# What needs to be done
Copy the records below exactly as they are written.

Collected data entries
— START —

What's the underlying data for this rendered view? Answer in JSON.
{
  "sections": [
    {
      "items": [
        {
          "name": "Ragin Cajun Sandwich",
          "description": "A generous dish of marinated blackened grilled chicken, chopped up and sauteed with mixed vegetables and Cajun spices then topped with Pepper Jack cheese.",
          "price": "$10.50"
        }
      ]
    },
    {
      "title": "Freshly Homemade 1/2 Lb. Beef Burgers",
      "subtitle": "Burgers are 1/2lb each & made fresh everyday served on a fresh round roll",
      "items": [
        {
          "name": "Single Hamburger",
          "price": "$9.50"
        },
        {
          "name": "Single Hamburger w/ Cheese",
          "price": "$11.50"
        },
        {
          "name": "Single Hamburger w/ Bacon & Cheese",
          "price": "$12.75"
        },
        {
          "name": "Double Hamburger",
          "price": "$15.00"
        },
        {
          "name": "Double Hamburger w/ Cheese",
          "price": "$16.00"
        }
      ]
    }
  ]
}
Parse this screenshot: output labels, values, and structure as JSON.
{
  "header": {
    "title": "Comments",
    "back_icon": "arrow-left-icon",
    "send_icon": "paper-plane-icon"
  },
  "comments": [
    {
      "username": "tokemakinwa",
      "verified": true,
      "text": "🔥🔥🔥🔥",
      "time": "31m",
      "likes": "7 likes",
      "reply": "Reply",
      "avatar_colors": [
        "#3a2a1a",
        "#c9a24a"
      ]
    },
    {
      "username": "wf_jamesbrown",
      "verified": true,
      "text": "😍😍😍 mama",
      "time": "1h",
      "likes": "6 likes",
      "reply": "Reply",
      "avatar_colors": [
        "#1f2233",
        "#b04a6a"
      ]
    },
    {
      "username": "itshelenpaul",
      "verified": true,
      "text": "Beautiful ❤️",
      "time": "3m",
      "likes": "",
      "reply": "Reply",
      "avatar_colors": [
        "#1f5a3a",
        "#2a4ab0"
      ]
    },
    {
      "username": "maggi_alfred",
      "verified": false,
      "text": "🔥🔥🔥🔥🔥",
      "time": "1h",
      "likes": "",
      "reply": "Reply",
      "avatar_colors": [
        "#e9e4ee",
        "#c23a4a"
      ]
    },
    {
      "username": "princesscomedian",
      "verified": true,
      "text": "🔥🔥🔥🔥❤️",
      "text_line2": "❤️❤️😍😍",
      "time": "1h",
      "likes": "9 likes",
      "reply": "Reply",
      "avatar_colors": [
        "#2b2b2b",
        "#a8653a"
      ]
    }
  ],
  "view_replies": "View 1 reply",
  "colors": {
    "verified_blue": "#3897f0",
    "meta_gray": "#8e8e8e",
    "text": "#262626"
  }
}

— END —

# The response
What's the underlying data for this rendered view? Answer in JSON.
{
  "sections": [
    {
      "items": [
        {
          "name": "Ragin Cajun Sandwich",
          "description": "A generous dish of marinated blackened grilled chicken, chopped up and sauteed with mixed vegetables and Cajun spices then topped with Pepper Jack cheese.",
          "price": "$10.50"
        }
      ]
    },
    {
      "title": "Freshly Homemade 1/2 Lb. Beef Burgers",
      "subtitle": "Burgers are 1/2lb each & made fresh everyday served on a fresh round roll",
      "items": [
        {
          "name": "Single Hamburger",
          "price": "$9.50"
        },
        {
          "name": "Single Hamburger w/ Cheese",
          "price": "$11.50"
        },
        {
          "name": "Single Hamburger w/ Bacon & Cheese",
          "price": "$12.75"
        },
        {
          "name": "Double Hamburger",
          "price": "$15.00"
        },
        {
          "name": "Double Hamburger w/ Cheese",
          "price": "$16.00"
        }
      ]
    }
  ]
}
Parse this screenshot: output labels, values, and structure as JSON.
{
  "header": {
    "title": "Comments",
    "back_icon": "arrow-left-icon",
    "send_icon": "paper-plane-icon"
  },
  "comments": [
    {
      "username": "tokemakinwa",
      "verified": true,
      "text": "🔥🔥🔥🔥",
      "time": "31m",
      "likes": "7 likes",
      "reply": "Reply",
      "avatar_colors": [
        "#3a2a1a",
        "#c9a24a"
      ]
    },
    {
      "username": "wf_jamesbrown",
      "verified": true,
      "text": "😍😍😍 mama",
      "time": "1h",
      "likes": "6 likes",
      "reply": "Reply",
      "avatar_colors": [
        "#1f2233",
        "#b04a6a"
      ]
    },
    {
      "username": "itshelenpaul",
      "verified": true,
      "text": "Beautiful ❤️",
      "time": "3m",
      "likes": "",
      "reply": "Reply",
      "avatar_colors": [
        "#1f5a3a",
        "#2a4ab0"
      ]
    },
    {
      "username": "maggi_alfred",
      "verified": false,
      "text": "🔥🔥🔥🔥🔥",
      "time": "1h",
      "likes": "",
      "reply": "Reply",
      "avatar_colors": [
        "#e9e4ee",
        "#c23a4a"
      ]
    },
    {
      "username": "princesscomedian",
      "verified": true,
      "text": "🔥🔥🔥🔥❤️",
      "text_line2": "❤️❤️😍😍",
      "time": "1h",
      "likes": "9 likes",
      "reply": "Reply",
      "avatar_colors": [
        "#2b2b2b",
        "#a8653a"
      ]
    }
  ],
  "view_replies": "View 1 reply",
  "colors": {
    "verified_blue": "#3897f0",
    "meta_gray": "#8e8e8e",
    "text": "#262626"
  }
}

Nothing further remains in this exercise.